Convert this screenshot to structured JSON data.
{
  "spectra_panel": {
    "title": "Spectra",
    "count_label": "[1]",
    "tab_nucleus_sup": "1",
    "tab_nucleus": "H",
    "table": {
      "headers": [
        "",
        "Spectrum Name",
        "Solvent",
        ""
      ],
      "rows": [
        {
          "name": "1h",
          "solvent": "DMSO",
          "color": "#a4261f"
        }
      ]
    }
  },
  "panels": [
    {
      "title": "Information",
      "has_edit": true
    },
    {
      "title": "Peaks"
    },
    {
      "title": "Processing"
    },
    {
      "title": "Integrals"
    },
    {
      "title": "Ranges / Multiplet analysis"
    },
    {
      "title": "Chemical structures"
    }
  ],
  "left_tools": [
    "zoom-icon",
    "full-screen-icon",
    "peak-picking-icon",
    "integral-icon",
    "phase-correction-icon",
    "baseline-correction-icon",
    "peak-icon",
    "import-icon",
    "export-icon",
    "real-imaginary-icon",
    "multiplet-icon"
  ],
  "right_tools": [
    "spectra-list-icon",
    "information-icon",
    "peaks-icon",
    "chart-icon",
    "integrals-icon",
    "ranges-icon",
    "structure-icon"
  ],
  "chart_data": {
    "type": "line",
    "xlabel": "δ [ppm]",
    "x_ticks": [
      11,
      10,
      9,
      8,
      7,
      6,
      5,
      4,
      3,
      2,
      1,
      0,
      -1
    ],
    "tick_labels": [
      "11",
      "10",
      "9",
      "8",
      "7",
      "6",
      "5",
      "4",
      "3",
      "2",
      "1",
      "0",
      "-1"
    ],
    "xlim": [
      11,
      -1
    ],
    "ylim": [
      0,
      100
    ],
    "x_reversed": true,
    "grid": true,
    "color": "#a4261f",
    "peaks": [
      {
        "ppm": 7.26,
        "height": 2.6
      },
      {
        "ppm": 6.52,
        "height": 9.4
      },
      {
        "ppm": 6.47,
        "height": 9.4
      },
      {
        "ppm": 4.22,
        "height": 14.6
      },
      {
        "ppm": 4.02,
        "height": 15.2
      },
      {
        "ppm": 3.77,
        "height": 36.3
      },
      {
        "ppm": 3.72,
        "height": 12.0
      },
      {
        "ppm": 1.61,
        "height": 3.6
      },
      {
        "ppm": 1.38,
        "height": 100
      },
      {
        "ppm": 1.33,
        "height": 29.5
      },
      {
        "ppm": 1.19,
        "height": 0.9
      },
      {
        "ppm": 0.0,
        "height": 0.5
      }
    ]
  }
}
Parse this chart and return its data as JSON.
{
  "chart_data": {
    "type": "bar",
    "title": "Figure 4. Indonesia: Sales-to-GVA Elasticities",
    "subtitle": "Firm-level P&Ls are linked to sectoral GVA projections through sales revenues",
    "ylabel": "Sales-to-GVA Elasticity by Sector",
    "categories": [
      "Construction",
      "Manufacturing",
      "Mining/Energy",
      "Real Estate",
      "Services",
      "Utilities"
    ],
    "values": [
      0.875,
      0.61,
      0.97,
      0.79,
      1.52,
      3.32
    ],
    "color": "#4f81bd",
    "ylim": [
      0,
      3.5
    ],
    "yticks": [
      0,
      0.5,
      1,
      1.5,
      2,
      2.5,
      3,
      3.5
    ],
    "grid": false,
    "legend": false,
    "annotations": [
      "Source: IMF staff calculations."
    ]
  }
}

---

*What you are asked to do:*
Which lines run from the one containing "Parse this chart and return its data as JSON." to the end of the entries above? Quote exactly those, and only those.

*Result of this exercise:*
Parse this chart and return its data as JSON.
{
  "chart_data": {
    "type": "bar",
    "title": "Figure 4. Indonesia: Sales-to-GVA Elasticities",
    "subtitle": "Firm-level P&Ls are linked to sectoral GVA projections through sales revenues",
    "ylabel": "Sales-to-GVA Elasticity by Sector",
    "categories": [
      "Construction",
      "Manufacturing",
      "Mining/Energy",
      "Real Estate",
      "Services",
      "Utilities"
    ],
    "values": [
      0.875,
      0.61,
      0.97,
      0.79,
      1.52,
      3.32
    ],
    "color": "#4f81bd",
    "ylim": [
      0,
      3.5
    ],
    "yticks": [
      0,
      0.5,
      1,
      1.5,
      2,
      2.5,
      3,
      3.5
    ],
    "grid": false,
    "legend": false,
    "annotations": [
      "Source: IMF staff calculations."
    ]
  }
}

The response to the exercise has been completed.